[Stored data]
◆ ◆ ◆
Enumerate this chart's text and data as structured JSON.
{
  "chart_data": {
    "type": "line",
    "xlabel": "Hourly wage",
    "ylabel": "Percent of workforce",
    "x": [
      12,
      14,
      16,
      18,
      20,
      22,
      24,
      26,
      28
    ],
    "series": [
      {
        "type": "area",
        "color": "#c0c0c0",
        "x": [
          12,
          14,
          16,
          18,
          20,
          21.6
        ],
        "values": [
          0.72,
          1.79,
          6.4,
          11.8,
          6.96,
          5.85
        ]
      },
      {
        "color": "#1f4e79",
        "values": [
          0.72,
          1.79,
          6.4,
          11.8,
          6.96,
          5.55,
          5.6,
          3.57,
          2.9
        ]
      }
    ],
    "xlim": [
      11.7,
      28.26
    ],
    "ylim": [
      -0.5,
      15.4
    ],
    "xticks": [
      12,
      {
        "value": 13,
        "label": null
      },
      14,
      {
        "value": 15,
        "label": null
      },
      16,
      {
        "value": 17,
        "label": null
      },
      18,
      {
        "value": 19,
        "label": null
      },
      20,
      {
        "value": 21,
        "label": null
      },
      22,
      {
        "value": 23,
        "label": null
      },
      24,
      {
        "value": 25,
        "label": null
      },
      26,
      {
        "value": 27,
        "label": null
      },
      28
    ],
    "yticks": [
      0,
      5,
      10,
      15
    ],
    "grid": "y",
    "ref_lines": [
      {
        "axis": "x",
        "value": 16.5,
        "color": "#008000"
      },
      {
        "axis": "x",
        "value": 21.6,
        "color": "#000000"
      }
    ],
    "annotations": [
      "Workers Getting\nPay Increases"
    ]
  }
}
◆ ◆ ◆
## [What to work on]
Your task is to output the full set of records exactly as presented.

## [Response to the exercise]
Enumerate this chart's text and data as structured JSON.
{
  "chart_data": {
    "type": "line",
    "xlabel": "Hourly wage",
    "ylabel": "Percent of workforce",
    "x": [
      12,
      14,
      16,
      18,
      20,
      22,
      24,
      26,
      28
    ],
    "series": [
      {
        "type": "area",
        "color": "#c0c0c0",
        "x": [
          12,
          14,
          16,
          18,
          20,
          21.6
        ],
        "values": [
          0.72,
          1.79,
          6.4,
          11.8,
          6.96,
          5.85
        ]
      },
      {
        "color": "#1f4e79",
        "values": [
          0.72,
          1.79,
          6.4,
          11.8,
          6.96,
          5.55,
          5.6,
          3.57,
          2.9
        ]
      }
    ],
    "xlim": [
      11.7,
      28.26
    ],
    "ylim": [
      -0.5,
      15.4
    ],
    "xticks": [
      12,
      {
        "value": 13,
        "label": null
      },
      14,
      {
        "value": 15,
        "label": null
      },
      16,
      {
        "value": 17,
        "label": null
      },
      18,
      {
        "value": 19,
        "label": null
      },
      20,
      {
        "value": 21,
        "label": null
      },
      22,
      {
        "value": 23,
        "label": null
      },
      24,
      {
        "value": 25,
        "label": null
      },
      26,
      {
        "value": 27,
        "label": null
      },
      28
    ],
    "yticks": [
      0,
      5,
      10,
      15
    ],
    "grid": "y",
    "ref_lines": [
      {
        "axis": "x",
        "value": 16.5,
        "color": "#008000"
      },
      {
        "axis": "x",
        "value": 21.6,
        "color": "#000000"
      }
    ],
    "annotations": [
      "Workers Getting\nPay Increases"
    ]
  }
}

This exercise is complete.